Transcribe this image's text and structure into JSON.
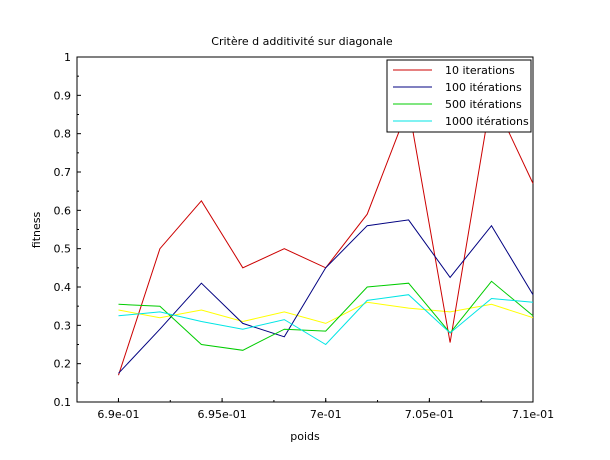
{
  "chart_data": {
    "type": "line",
    "title": "Critère d additivité sur diagonale",
    "xlabel": "poids",
    "ylabel": "fitness",
    "xlim": [
      0.688,
      0.71
    ],
    "ylim": [
      0.1,
      1.0
    ],
    "x_ticks": [
      0.69,
      0.695,
      0.7,
      0.705,
      0.71
    ],
    "x_tick_labels": [
      "6.9e-01",
      "6.95e-01",
      "7e-01",
      "7.05e-01",
      "7.1e-01"
    ],
    "y_ticks": [
      0.1,
      0.2,
      0.3,
      0.4,
      0.5,
      0.6,
      0.7,
      0.8,
      0.9,
      1.0
    ],
    "y_tick_labels": [
      "0.1",
      "0.2",
      "0.3",
      "0.4",
      "0.5",
      "0.6",
      "0.7",
      "0.8",
      "0.9",
      "1"
    ],
    "grid": false,
    "legend_position": "top-right",
    "x": [
      0.69,
      0.692,
      0.694,
      0.696,
      0.698,
      0.7,
      0.702,
      0.704,
      0.706,
      0.708,
      0.71
    ],
    "series": [
      {
        "name": "10 iterations",
        "color": "#cc0000",
        "values": [
          0.17,
          0.5,
          0.625,
          0.45,
          0.5,
          0.45,
          0.59,
          0.87,
          0.255,
          0.9,
          0.67
        ]
      },
      {
        "name": "100 itérations",
        "color": "#000080",
        "values": [
          0.175,
          0.29,
          0.41,
          0.305,
          0.27,
          0.45,
          0.56,
          0.575,
          0.425,
          0.56,
          0.38
        ]
      },
      {
        "name": "500 itérations",
        "color": "#00cc00",
        "values": [
          0.355,
          0.35,
          0.25,
          0.235,
          0.29,
          0.285,
          0.4,
          0.41,
          0.28,
          0.415,
          0.325
        ]
      },
      {
        "name": "1000 itérations",
        "color": "#00e5e5",
        "values": [
          0.325,
          0.335,
          0.31,
          0.29,
          0.315,
          0.25,
          0.365,
          0.38,
          0.28,
          0.37,
          0.36
        ]
      },
      {
        "color": "#ffff00",
        "values": [
          0.34,
          0.32,
          0.34,
          0.31,
          0.335,
          0.305,
          0.36,
          0.345,
          0.335,
          0.355,
          0.32
        ]
      }
    ]
  }
}
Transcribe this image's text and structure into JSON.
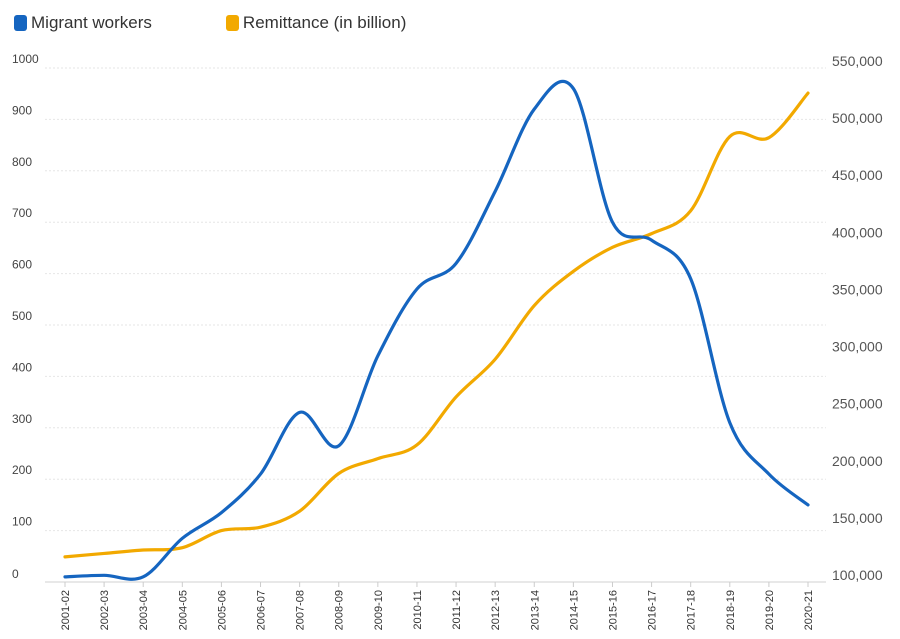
{
  "chart_data": {
    "type": "line",
    "title": "",
    "xlabel": "",
    "ylabel": "",
    "categories": [
      "2001-02",
      "2002-03",
      "2003-04",
      "2004-05",
      "2005-06",
      "2006-07",
      "2007-08",
      "2008-09",
      "2009-10",
      "2010-11",
      "2011-12",
      "2012-13",
      "2013-14",
      "2014-15",
      "2015-16",
      "2016-17",
      "2017-18",
      "2018-19",
      "2019-20",
      "2020-21"
    ],
    "y_left": {
      "min": 0,
      "max": 1000,
      "ticks": [
        0,
        100,
        200,
        300,
        400,
        500,
        600,
        700,
        800,
        900,
        1000
      ]
    },
    "y_right": {
      "min": 100000,
      "max": 550000,
      "ticks": [
        100000,
        150000,
        200000,
        250000,
        300000,
        350000,
        400000,
        450000,
        500000,
        550000
      ],
      "tick_labels": [
        "100,000",
        "150,000",
        "200,000",
        "250,000",
        "300,000",
        "350,000",
        "400,000",
        "450,000",
        "500,000",
        "550,000"
      ]
    },
    "grid": true,
    "legend_position": "top-left",
    "series": [
      {
        "name": "Migrant workers",
        "axis": "left",
        "color": "#1565c0",
        "values": [
          10,
          13,
          10,
          85,
          135,
          210,
          330,
          265,
          440,
          570,
          620,
          760,
          920,
          960,
          700,
          665,
          590,
          310,
          210,
          150
        ]
      },
      {
        "name": "Remittance (in billion)",
        "axis": "right",
        "color": "#f2a900",
        "values": [
          122000,
          125000,
          128000,
          130000,
          145000,
          148000,
          162000,
          195000,
          208000,
          220000,
          262000,
          295000,
          342000,
          372000,
          393000,
          405000,
          425000,
          490000,
          489000,
          528000
        ]
      }
    ]
  }
}
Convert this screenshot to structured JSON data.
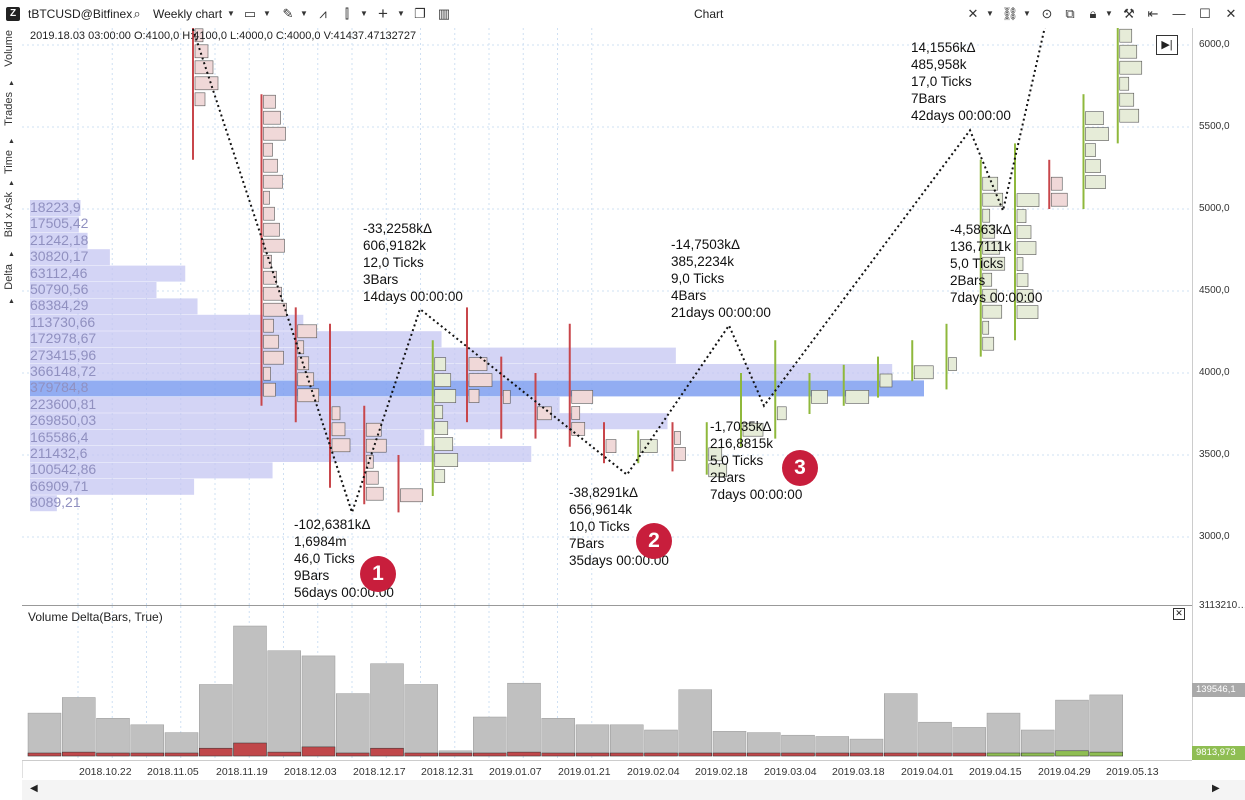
{
  "toolbar": {
    "symbol": "tBTCUSD@Bitfinex",
    "chart_type": "Weekly chart",
    "window_title": "Chart"
  },
  "sidebar_tabs": [
    "Volume",
    "Trades",
    "Time",
    "Bid x Ask",
    "Delta"
  ],
  "ohlc_readout": "2019.18.03 03:00:00 O:4100,0 H:4100,0 L:4000,0 C:4000,0 V:41437.47132727",
  "price_ticks": [
    "6000,0",
    "5500,0",
    "5000,0",
    "4500,0",
    "4000,0",
    "3500,0",
    "3000,0"
  ],
  "price_tag": "3113210…",
  "delta_panel": {
    "title": "Volume Delta(Bars, True)",
    "tag_high": "139546,1",
    "tag_low": "9813,973"
  },
  "time_ticks": [
    "2018.10.22",
    "2018.11.05",
    "2018.11.19",
    "2018.12.03",
    "2018.12.17",
    "2018.12.31",
    "2019.01.07",
    "2019.01.21",
    "2019.02.04",
    "2019.02.18",
    "2019.03.04",
    "2019.03.18",
    "2019.04.01",
    "2019.04.15",
    "2019.04.29",
    "2019.05.13"
  ],
  "volume_profile": [
    {
      "label": "18223,9",
      "value": 18223.9
    },
    {
      "label": "17505,42",
      "value": 17505.42
    },
    {
      "label": "21242,18",
      "value": 21242.18
    },
    {
      "label": "30820,17",
      "value": 30820.17
    },
    {
      "label": "63112,46",
      "value": 63112.46
    },
    {
      "label": "50790,56",
      "value": 50790.56
    },
    {
      "label": "68384,29",
      "value": 68384.29
    },
    {
      "label": "113730,66",
      "value": 113730.66
    },
    {
      "label": "172978,67",
      "value": 172978.67
    },
    {
      "label": "273415,96",
      "value": 273415.96
    },
    {
      "label": "366148,72",
      "value": 366148.72
    },
    {
      "label": "379784,8",
      "value": 379784.8
    },
    {
      "label": "223600,81",
      "value": 223600.81
    },
    {
      "label": "269850,03",
      "value": 269850.03
    },
    {
      "label": "165586,4",
      "value": 165586.4
    },
    {
      "label": "211432,6",
      "value": 211432.6
    },
    {
      "label": "100542,86",
      "value": 100542.86
    },
    {
      "label": "66909,71",
      "value": 66909.71
    },
    {
      "label": "8089,21",
      "value": 8089.21
    }
  ],
  "annotations": [
    {
      "lines": [
        "-102,6381kΔ",
        "1,6984m",
        "46,0 Ticks",
        "9Bars",
        "56days 00:00:00"
      ]
    },
    {
      "lines": [
        "-33,2258kΔ",
        "606,9182k",
        "12,0 Ticks",
        "3Bars",
        "14days 00:00:00"
      ]
    },
    {
      "lines": [
        "-38,8291kΔ",
        "656,9614k",
        "10,0 Ticks",
        "7Bars",
        "35days 00:00:00"
      ]
    },
    {
      "lines": [
        "-14,7503kΔ",
        "385,2234k",
        "9,0 Ticks",
        "4Bars",
        "21days 00:00:00"
      ]
    },
    {
      "lines": [
        "-1,7035kΔ",
        "216,8815k",
        "5,0 Ticks",
        "2Bars",
        "7days 00:00:00"
      ]
    },
    {
      "lines": [
        "14,1556kΔ",
        "485,958k",
        "17,0 Ticks",
        "7Bars",
        "42days 00:00:00"
      ]
    },
    {
      "lines": [
        "-4,5863kΔ",
        "136,7111k",
        "5,0 Ticks",
        "2Bars",
        "7days 00:00:00"
      ]
    }
  ],
  "badges": [
    "1",
    "2",
    "3"
  ],
  "zigzag_prices": [
    6300,
    3150,
    4390,
    3380,
    4290,
    3800,
    5480,
    4990,
    6300
  ],
  "volume_bars": [
    0.33,
    0.45,
    0.29,
    0.24,
    0.18,
    0.55,
    1.0,
    0.81,
    0.77,
    0.48,
    0.71,
    0.55,
    0.04,
    0.3,
    0.56,
    0.29,
    0.24,
    0.24,
    0.2,
    0.51,
    0.19,
    0.18,
    0.16,
    0.15,
    0.13,
    0.48,
    0.26,
    0.22,
    0.33,
    0.2,
    0.43,
    0.47
  ],
  "delta_bars": [
    -0.02,
    -0.03,
    -0.01,
    -0.02,
    -0.01,
    -0.06,
    -0.1,
    -0.03,
    -0.07,
    -0.02,
    -0.06,
    -0.02,
    -0.01,
    -0.01,
    -0.03,
    -0.01,
    -0.01,
    -0.01,
    -0.01,
    -0.02,
    -0.01,
    -0.01,
    -0.01,
    -0.01,
    -0.01,
    -0.01,
    -0.01,
    -0.01,
    0.01,
    0.01,
    0.04,
    0.03
  ],
  "colors": {
    "profile": "#c4c6f2",
    "poc": "#7f9ff0",
    "down": "#c8464b",
    "up": "#8fb83c",
    "volume": "#c0c0c0",
    "delta_neg": "#c0474a",
    "delta_pos": "#8fbe53"
  }
}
- - - - - - -
WORK TO DO: Extract from the data every line where "name" shows up.

TASK OUTPUT:
        "name": "10 iterations",
        "name": "100 itérations",
        "name": "500 itérations",
        "name": "1000 itérations",
        "name": "Migrant workers",
        "name": "Remittance (in billion)",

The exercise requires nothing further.